[Exercise aim]: Copy out the records from the line containing "- innst-mid: og: [585, 512, 601, 528]" through the line containing "- header-left: 3004037_2010-02-01.fm: [90, 30, 243, 46]", both included, with no changes.

--*--

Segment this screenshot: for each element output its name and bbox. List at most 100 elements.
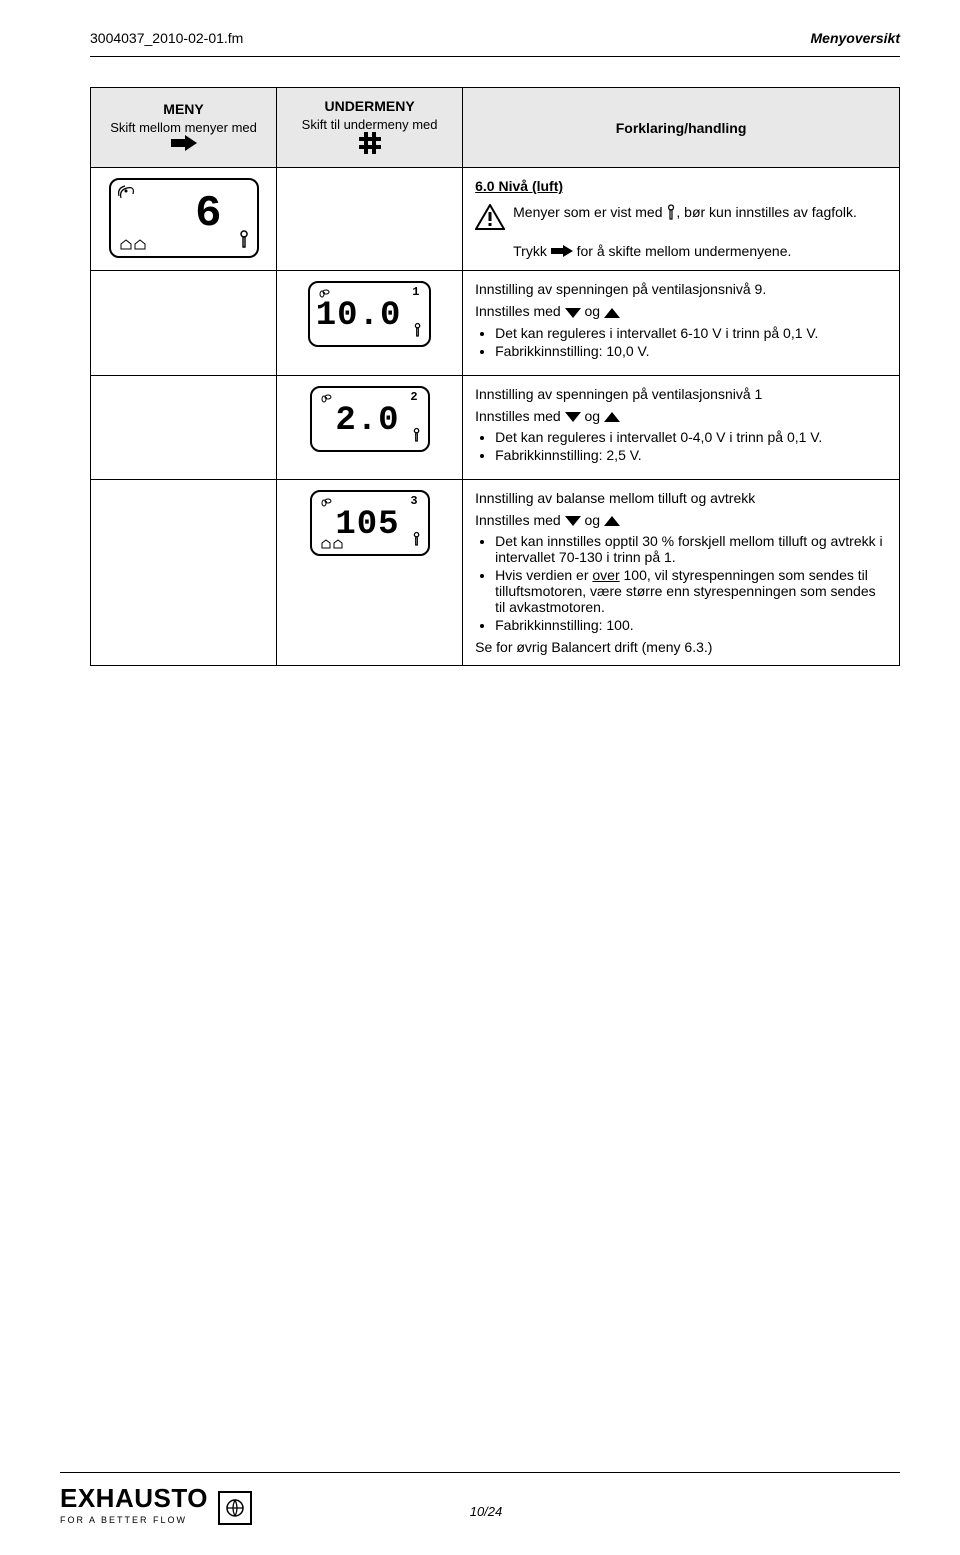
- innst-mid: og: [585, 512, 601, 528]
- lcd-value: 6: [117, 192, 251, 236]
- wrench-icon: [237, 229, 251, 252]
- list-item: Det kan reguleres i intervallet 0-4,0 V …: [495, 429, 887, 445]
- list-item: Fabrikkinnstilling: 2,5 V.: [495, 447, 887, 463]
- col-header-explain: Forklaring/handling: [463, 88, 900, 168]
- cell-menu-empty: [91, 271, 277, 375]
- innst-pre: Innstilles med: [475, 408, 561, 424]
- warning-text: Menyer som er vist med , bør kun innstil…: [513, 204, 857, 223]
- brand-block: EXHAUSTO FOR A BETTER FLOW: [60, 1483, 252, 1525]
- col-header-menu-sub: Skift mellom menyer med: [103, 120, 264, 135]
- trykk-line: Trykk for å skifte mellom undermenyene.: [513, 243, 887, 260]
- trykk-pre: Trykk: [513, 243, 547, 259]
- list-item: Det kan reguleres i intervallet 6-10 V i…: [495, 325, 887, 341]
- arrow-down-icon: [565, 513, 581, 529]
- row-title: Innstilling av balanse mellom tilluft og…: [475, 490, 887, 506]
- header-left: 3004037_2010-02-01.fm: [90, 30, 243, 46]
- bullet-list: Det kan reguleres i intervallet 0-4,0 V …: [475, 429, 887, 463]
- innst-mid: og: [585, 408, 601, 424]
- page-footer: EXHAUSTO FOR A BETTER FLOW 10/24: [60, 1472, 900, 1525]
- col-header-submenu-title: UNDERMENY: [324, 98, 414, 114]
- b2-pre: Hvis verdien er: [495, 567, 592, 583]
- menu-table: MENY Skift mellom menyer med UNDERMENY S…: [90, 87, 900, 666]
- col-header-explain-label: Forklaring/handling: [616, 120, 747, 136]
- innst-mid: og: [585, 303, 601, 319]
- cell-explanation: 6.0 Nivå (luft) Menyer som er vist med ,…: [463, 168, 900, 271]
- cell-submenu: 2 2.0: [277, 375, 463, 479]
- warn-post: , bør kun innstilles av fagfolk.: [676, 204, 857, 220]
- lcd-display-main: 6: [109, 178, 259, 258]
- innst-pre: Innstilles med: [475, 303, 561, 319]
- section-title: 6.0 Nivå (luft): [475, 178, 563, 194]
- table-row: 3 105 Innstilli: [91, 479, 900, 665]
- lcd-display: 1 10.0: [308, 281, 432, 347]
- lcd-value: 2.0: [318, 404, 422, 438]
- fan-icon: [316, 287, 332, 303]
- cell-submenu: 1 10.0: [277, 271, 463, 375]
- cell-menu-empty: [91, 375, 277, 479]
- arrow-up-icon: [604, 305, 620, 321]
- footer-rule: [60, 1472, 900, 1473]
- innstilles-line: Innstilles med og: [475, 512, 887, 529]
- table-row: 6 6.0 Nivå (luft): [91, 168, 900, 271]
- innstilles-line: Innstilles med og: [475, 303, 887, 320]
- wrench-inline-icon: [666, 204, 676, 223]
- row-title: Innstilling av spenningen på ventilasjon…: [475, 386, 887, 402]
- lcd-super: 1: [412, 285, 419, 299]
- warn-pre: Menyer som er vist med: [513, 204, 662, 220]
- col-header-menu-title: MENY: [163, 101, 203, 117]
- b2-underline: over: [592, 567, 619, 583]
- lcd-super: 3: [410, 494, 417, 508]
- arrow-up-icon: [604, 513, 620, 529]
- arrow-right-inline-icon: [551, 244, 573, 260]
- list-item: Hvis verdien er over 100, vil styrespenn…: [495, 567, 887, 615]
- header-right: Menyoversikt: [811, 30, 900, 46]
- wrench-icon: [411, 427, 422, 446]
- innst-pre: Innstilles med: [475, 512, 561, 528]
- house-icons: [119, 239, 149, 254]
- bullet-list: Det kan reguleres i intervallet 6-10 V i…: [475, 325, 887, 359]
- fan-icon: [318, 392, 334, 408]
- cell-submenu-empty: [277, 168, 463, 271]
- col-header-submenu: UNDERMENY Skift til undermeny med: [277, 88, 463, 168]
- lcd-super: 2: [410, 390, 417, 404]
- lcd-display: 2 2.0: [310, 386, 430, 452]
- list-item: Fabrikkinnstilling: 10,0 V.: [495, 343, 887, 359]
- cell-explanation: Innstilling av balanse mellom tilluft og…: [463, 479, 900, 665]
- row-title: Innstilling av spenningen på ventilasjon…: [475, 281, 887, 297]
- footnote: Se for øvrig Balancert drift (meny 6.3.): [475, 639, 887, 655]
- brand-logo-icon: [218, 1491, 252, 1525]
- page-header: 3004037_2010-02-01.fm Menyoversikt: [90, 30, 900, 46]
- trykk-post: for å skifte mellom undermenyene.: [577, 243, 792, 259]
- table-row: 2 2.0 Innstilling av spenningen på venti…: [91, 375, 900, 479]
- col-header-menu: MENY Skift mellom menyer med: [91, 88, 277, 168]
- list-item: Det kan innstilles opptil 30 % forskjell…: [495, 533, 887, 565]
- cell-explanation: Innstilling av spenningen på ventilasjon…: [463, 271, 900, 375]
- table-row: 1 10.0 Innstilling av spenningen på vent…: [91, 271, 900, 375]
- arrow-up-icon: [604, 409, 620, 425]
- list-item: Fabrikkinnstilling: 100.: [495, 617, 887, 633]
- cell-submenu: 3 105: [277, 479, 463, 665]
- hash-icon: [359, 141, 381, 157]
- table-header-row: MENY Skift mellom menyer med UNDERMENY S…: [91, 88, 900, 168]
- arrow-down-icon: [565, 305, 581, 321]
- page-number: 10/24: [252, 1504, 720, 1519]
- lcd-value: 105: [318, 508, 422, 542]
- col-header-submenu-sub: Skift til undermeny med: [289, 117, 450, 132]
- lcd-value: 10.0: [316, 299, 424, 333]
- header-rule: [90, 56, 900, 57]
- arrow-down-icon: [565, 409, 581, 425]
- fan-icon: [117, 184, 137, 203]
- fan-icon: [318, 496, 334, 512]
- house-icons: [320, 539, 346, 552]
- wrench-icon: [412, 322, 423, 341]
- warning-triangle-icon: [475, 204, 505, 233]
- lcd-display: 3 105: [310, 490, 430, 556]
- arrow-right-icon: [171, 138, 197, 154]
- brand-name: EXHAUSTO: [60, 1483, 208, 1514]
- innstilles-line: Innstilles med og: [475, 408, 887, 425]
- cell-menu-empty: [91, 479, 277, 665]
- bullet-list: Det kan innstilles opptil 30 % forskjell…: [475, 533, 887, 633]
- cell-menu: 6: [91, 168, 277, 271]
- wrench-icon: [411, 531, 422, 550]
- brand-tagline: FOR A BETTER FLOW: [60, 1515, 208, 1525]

--*--

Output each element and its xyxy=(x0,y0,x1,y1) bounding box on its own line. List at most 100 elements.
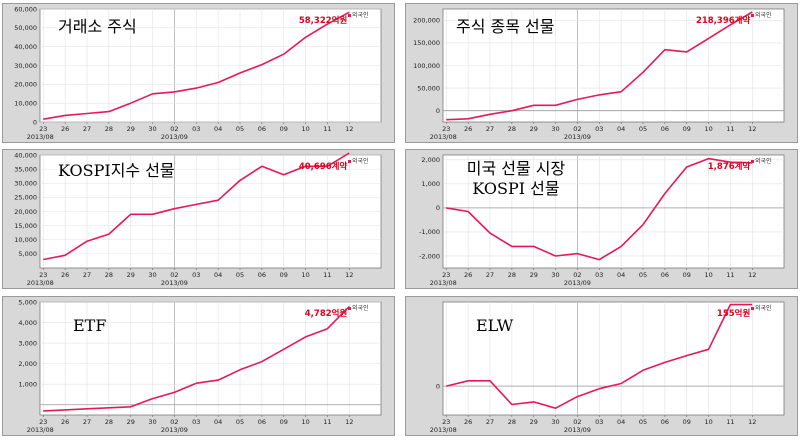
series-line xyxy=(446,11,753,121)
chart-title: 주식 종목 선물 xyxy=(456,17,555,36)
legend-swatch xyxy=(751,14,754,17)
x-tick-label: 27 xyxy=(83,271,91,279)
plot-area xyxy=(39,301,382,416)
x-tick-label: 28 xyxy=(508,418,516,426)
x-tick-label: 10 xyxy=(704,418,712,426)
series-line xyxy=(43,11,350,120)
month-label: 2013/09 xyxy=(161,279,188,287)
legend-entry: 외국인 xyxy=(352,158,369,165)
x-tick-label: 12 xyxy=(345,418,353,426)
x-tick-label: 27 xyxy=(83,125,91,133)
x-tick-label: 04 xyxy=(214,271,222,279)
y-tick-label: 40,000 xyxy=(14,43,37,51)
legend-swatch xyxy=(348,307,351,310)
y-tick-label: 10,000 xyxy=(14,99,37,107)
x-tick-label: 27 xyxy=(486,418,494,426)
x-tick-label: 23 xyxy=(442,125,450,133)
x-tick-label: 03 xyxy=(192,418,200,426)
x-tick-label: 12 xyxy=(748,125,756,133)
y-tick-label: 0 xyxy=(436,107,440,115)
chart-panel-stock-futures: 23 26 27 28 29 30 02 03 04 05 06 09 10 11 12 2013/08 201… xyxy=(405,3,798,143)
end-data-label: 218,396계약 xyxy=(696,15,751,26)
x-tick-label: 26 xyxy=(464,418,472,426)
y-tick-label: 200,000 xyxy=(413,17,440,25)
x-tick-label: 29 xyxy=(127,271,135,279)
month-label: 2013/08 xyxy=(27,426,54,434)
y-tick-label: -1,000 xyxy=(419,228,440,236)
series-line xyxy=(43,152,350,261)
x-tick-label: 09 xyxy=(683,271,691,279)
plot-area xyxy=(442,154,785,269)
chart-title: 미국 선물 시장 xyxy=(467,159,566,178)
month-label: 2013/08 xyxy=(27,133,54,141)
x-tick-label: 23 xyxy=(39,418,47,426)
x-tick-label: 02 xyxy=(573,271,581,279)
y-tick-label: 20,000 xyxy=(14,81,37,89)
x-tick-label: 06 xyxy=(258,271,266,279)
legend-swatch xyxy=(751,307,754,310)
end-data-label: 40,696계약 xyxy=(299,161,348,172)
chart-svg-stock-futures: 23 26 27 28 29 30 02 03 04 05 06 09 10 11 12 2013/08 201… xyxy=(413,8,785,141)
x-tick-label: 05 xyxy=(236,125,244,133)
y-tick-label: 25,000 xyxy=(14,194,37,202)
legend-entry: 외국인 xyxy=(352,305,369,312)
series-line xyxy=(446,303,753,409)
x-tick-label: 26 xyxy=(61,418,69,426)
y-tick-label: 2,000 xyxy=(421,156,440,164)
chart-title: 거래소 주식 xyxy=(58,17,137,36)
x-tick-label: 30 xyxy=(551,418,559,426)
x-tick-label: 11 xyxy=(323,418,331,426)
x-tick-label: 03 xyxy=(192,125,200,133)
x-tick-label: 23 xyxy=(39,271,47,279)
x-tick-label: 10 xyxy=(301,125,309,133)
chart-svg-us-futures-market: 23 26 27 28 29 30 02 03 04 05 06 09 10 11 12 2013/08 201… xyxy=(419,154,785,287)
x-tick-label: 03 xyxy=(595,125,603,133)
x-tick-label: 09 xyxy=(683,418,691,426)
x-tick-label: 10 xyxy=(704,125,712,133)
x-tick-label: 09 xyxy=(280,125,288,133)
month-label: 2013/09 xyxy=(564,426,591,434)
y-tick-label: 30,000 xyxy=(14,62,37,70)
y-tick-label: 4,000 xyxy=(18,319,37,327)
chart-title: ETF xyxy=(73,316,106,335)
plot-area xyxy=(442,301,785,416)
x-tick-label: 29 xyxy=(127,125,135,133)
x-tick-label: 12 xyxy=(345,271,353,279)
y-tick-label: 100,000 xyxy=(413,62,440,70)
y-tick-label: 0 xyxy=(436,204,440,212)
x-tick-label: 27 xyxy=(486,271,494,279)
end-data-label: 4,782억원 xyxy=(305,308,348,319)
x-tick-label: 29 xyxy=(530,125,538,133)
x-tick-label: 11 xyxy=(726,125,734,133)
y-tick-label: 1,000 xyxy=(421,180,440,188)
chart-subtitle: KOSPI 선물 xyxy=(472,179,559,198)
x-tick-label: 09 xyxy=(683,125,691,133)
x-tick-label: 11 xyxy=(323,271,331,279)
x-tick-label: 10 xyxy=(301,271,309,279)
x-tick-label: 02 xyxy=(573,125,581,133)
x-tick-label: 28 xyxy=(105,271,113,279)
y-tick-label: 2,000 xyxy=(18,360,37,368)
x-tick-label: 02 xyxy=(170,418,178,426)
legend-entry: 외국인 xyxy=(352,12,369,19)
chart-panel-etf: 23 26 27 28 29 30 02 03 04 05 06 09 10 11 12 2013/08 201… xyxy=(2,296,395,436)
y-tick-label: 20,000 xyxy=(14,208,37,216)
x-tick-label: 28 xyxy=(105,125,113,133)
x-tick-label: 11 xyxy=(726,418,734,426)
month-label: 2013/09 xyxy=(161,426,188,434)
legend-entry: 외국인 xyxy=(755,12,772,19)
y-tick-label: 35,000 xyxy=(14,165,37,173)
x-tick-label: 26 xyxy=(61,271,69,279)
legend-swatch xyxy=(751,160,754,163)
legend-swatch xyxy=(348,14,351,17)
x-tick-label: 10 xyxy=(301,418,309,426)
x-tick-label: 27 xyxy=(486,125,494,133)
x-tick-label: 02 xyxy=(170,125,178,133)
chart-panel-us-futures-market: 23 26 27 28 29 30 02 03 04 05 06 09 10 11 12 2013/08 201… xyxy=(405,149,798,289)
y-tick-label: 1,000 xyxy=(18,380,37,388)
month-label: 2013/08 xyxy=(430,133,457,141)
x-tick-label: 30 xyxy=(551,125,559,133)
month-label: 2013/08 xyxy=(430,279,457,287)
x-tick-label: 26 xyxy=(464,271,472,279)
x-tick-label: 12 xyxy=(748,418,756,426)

--*--

[Output for this exercise]:
- innst-mid: og: [585, 512, 601, 528]
- lcd-value: 6: [117, 192, 251, 236]
- wrench-icon: [237, 229, 251, 252]
- list-item: Det kan reguleres i intervallet 0-4,0 V …: [495, 429, 887, 445]
- list-item: Fabrikkinnstilling: 2,5 V.: [495, 447, 887, 463]
- col-header-explain: Forklaring/handling: [463, 88, 900, 168]
- cell-menu-empty: [91, 271, 277, 375]
- innst-pre: Innstilles med: [475, 408, 561, 424]
- warning-text: Menyer som er vist med , bør kun innstil…: [513, 204, 857, 223]
- brand-block: EXHAUSTO FOR A BETTER FLOW: [60, 1483, 252, 1525]
- col-header-menu-sub: Skift mellom menyer med: [103, 120, 264, 135]
- trykk-line: Trykk for å skifte mellom undermenyene.: [513, 243, 887, 260]
- trykk-pre: Trykk: [513, 243, 547, 259]
- list-item: Det kan reguleres i intervallet 6-10 V i…: [495, 325, 887, 341]
- arrow-down-icon: [565, 513, 581, 529]
- row-title: Innstilling av balanse mellom tilluft og…: [475, 490, 887, 506]
- header-left: 3004037_2010-02-01.fm: [90, 30, 243, 46]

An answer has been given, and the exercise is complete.